(Records excerpted from a collection)
-.-.-

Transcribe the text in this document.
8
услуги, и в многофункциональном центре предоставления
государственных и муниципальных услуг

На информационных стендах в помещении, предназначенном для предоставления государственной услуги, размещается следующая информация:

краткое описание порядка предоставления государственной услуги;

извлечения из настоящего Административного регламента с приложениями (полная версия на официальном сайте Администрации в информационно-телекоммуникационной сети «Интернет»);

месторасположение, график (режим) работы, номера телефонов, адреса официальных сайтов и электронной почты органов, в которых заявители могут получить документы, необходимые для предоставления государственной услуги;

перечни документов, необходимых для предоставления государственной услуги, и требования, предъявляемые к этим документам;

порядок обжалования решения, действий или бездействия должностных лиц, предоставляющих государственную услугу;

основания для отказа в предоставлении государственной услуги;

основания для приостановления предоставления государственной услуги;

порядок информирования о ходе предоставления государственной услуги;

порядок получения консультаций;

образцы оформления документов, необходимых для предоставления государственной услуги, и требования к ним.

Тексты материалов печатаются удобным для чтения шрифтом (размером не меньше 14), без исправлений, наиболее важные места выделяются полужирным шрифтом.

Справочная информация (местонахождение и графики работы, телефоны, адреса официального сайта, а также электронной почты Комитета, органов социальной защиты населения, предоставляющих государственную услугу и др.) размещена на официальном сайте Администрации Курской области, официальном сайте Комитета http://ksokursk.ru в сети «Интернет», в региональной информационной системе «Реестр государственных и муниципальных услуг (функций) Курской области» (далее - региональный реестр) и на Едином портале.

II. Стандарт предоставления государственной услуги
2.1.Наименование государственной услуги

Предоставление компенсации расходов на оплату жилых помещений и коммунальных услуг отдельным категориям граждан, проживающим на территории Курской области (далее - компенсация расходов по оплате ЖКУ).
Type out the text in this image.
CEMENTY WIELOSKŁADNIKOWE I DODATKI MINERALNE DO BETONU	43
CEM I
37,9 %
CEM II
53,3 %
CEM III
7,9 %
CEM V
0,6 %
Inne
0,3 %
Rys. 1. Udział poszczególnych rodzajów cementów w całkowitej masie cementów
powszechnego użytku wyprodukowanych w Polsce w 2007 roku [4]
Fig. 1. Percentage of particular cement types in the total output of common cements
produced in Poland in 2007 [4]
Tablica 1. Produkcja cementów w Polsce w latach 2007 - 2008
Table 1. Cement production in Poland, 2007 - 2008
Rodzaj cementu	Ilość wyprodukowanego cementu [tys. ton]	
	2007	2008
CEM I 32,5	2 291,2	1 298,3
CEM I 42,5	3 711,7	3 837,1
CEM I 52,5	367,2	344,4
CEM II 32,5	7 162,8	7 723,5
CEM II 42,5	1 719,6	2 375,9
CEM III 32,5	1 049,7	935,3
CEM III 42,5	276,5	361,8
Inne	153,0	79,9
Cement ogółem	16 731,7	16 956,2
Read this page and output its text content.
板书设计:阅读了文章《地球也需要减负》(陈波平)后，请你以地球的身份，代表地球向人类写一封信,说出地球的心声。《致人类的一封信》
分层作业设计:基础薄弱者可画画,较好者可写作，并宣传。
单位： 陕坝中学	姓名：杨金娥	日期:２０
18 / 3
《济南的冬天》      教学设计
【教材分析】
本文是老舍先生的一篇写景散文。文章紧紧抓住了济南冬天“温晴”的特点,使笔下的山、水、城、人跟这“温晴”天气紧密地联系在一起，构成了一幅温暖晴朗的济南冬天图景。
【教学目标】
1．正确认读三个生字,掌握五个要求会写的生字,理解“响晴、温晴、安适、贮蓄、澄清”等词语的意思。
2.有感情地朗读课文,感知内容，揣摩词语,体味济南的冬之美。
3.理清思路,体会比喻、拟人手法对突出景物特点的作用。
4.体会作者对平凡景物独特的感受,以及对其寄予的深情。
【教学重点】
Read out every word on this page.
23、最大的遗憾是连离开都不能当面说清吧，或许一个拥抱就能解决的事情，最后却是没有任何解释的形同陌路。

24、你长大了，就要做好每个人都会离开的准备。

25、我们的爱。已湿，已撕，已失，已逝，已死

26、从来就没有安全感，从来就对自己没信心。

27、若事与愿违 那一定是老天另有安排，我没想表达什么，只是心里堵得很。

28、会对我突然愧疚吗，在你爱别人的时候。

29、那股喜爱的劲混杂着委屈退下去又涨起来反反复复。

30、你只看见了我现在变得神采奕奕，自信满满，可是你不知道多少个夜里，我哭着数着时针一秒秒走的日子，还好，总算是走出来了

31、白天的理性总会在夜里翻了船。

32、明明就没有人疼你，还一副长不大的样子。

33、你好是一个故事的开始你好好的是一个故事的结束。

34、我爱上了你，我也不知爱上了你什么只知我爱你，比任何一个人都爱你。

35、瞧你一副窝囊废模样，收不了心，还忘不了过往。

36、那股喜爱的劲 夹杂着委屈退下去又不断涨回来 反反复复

-.-.-

Using the material above, report each line where "page" occurs.

→ **EXERCISE RESULT**
Read this page and output its text content.
Read out every word on this page.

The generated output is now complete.